[begin Material shown]

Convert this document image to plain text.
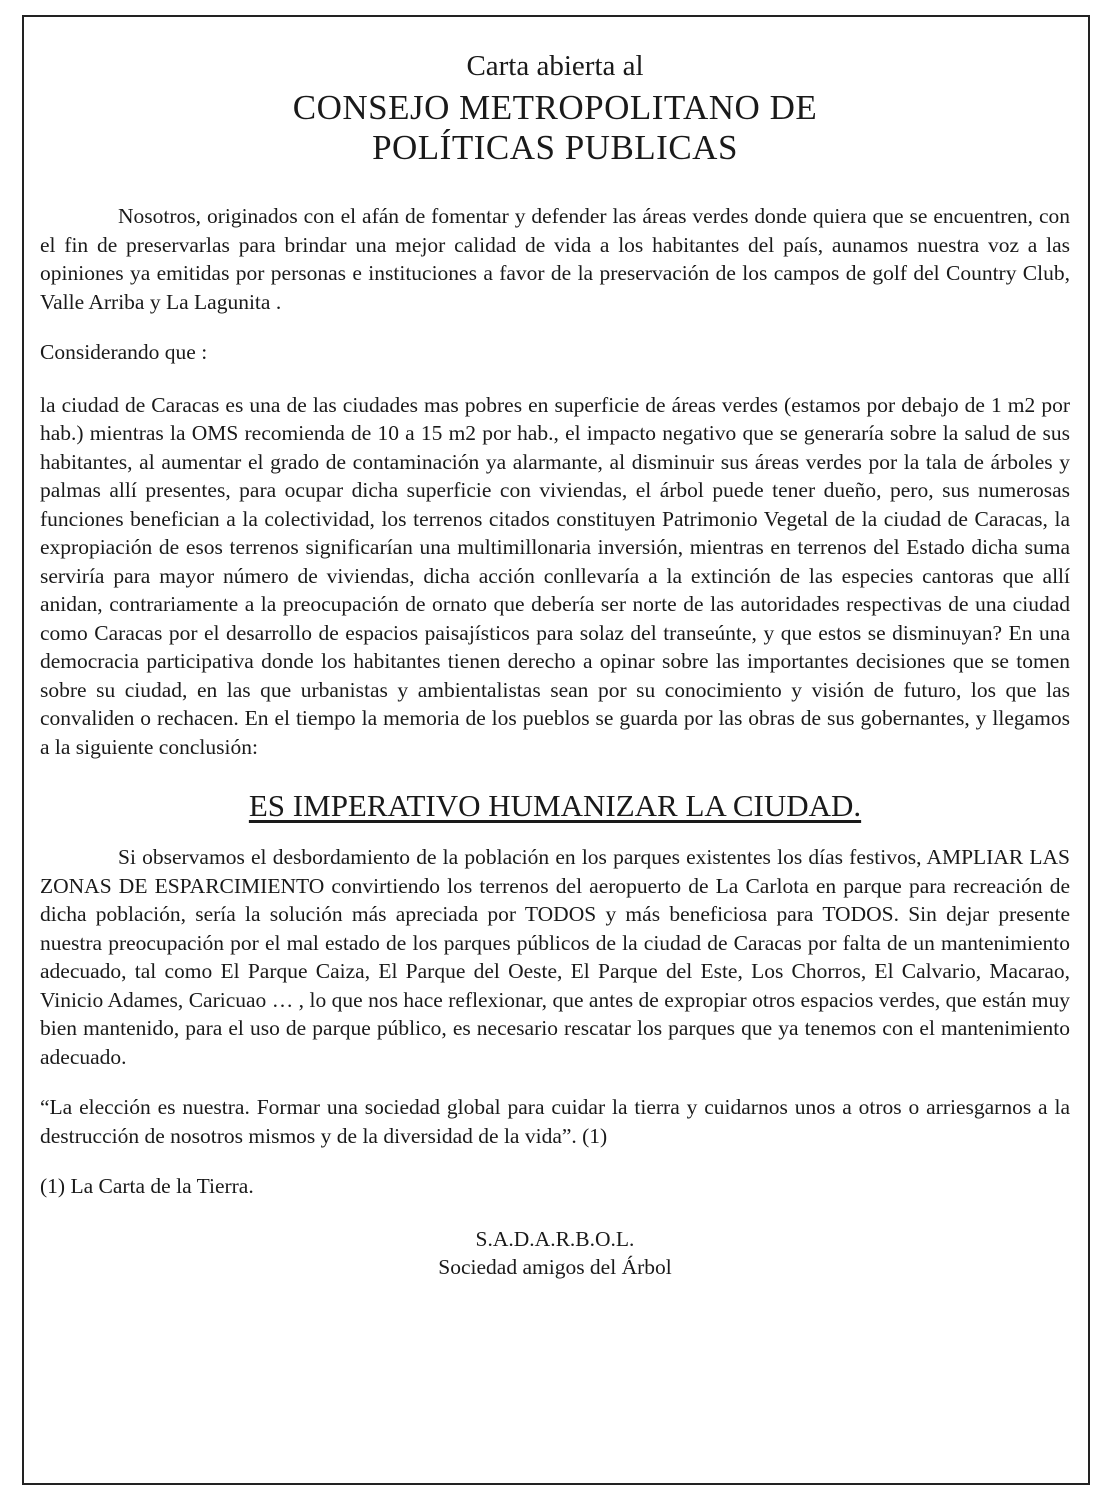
Carta abierta al
CONSEJO METROPOLITANO DE
POLÍTICAS PUBLICAS

Nosotros, originados con el afán de fomentar y defender las áreas verdes donde quiera que se encuentren, con el fin de preservarlas para brindar una mejor calidad de vida a los habitantes del país, aunamos nuestra voz a las opiniones ya emitidas por personas e instituciones a favor de la preservación de los campos de golf del Country Club, Valle Arriba y La Lagunita .

Considerando que :

la ciudad de Caracas es una de las ciudades mas pobres en superficie de áreas verdes (estamos por debajo de 1 m2 por hab.) mientras la OMS recomienda de 10 a 15 m2 por hab., el impacto negativo que se generaría sobre la salud de sus habitantes, al aumentar el grado de contaminación ya alarmante, al disminuir sus áreas verdes por la tala de árboles y palmas allí presentes, para ocupar dicha superficie con viviendas, el árbol puede tener dueño, pero, sus numerosas funciones benefician a la colectividad, los terrenos citados constituyen Patrimonio Vegetal de la ciudad de Caracas, la expropiación de esos terrenos significarían una multimillonaria inversión, mientras en terrenos del Estado dicha suma serviría para mayor número de viviendas, dicha acción conllevaría a la extinción de las especies cantoras que allí anidan, contrariamente a la preocupación de ornato que debería ser norte de las autoridades respectivas de una ciudad como Caracas por el desarrollo de espacios paisajísticos para solaz del transeúnte, y que estos se disminuyan? En una democracia participativa donde los habitantes tienen derecho a opinar sobre las importantes decisiones que se tomen sobre su ciudad, en las que urbanistas y ambientalistas sean por su conocimiento y visión de futuro, los que las convaliden o rechacen. En el tiempo la memoria de los pueblos se guarda por las obras de sus gobernantes, y llegamos a la siguiente conclusión:

ES IMPERATIVO HUMANIZAR LA CIUDAD.

Si observamos el desbordamiento de la población en los parques existentes los días festivos, AMPLIAR LAS ZONAS DE ESPARCIMIENTO convirtiendo los terrenos del aeropuerto de La Carlota en parque para recreación de dicha población, sería la solución más apreciada por TODOS y más beneficiosa para TODOS. Sin dejar presente nuestra preocupación por el mal estado de los parques públicos de la ciudad de Caracas por falta de un mantenimiento adecuado, tal como El Parque Caiza, El Parque del Oeste, El Parque del Este, Los Chorros, El Calvario, Macarao, Vinicio Adames, Caricuao … , lo que nos hace reflexionar, que antes de expropiar otros espacios verdes, que están muy bien mantenido, para el uso de parque público, es necesario rescatar los parques que ya tenemos con el mantenimiento adecuado.

“La elección es nuestra. Formar una sociedad global para cuidar la tierra y cuidarnos unos a otros o arriesgarnos a la destrucción de nosotros mismos y de la diversidad de la vida”. (1)

(1) La Carta de la Tierra.

S.A.D.A.R.B.O.L.
Sociedad amigos del Árbol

[end Material shown]

Keep the pictures out of the copy and return the rest of the data above exactly.

Convert this document image to plain text.
Carta abierta al
CONSEJO METROPOLITANO DE
POLÍTICAS PUBLICAS

Nosotros, originados con el afán de fomentar y defender las áreas verdes donde quiera que se encuentren, con el fin de preservarlas para brindar una mejor calidad de vida a los habitantes del país, aunamos nuestra voz a las opiniones ya emitidas por personas e instituciones a favor de la preservación de los campos de golf del Country Club, Valle Arriba y La Lagunita .

Considerando que :

la ciudad de Caracas es una de las ciudades mas pobres en superficie de áreas verdes (estamos por debajo de 1 m2 por hab.) mientras la OMS recomienda de 10 a 15 m2 por hab., el impacto negativo que se generaría sobre la salud de sus habitantes, al aumentar el grado de contaminación ya alarmante, al disminuir sus áreas verdes por la tala de árboles y palmas allí presentes, para ocupar dicha superficie con viviendas, el árbol puede tener dueño, pero, sus numerosas funciones benefician a la colectividad, los terrenos citados constituyen Patrimonio Vegetal de la ciudad de Caracas, la expropiación de esos terrenos significarían una multimillonaria inversión, mientras en terrenos del Estado dicha suma serviría para mayor número de viviendas, dicha acción conllevaría a la extinción de las especies cantoras que allí anidan, contrariamente a la preocupación de ornato que debería ser norte de las autoridades respectivas de una ciudad como Caracas por el desarrollo de espacios paisajísticos para solaz del transeúnte, y que estos se disminuyan? En una democracia participativa donde los habitantes tienen derecho a opinar sobre las importantes decisiones que se tomen sobre su ciudad, en las que urbanistas y ambientalistas sean por su conocimiento y visión de futuro, los que las convaliden o rechacen. En el tiempo la memoria de los pueblos se guarda por las obras de sus gobernantes, y llegamos a la siguiente conclusión:

ES IMPERATIVO HUMANIZAR LA CIUDAD.

Si observamos el desbordamiento de la población en los parques existentes los días festivos, AMPLIAR LAS ZONAS DE ESPARCIMIENTO convirtiendo los terrenos del aeropuerto de La Carlota en parque para recreación de dicha población, sería la solución más apreciada por TODOS y más beneficiosa para TODOS. Sin dejar presente nuestra preocupación por el mal estado de los parques públicos de la ciudad de Caracas por falta de un mantenimiento adecuado, tal como El Parque Caiza, El Parque del Oeste, El Parque del Este, Los Chorros, El Calvario, Macarao, Vinicio Adames, Caricuao … , lo que nos hace reflexionar, que antes de expropiar otros espacios verdes, que están muy bien mantenido, para el uso de parque público, es necesario rescatar los parques que ya tenemos con el mantenimiento adecuado.

“La elección es nuestra. Formar una sociedad global para cuidar la tierra y cuidarnos unos a otros o arriesgarnos a la destrucción de nosotros mismos y de la diversidad de la vida”. (1)

(1) La Carta de la Tierra.

S.A.D.A.R.B.O.L.
Sociedad amigos del Árbol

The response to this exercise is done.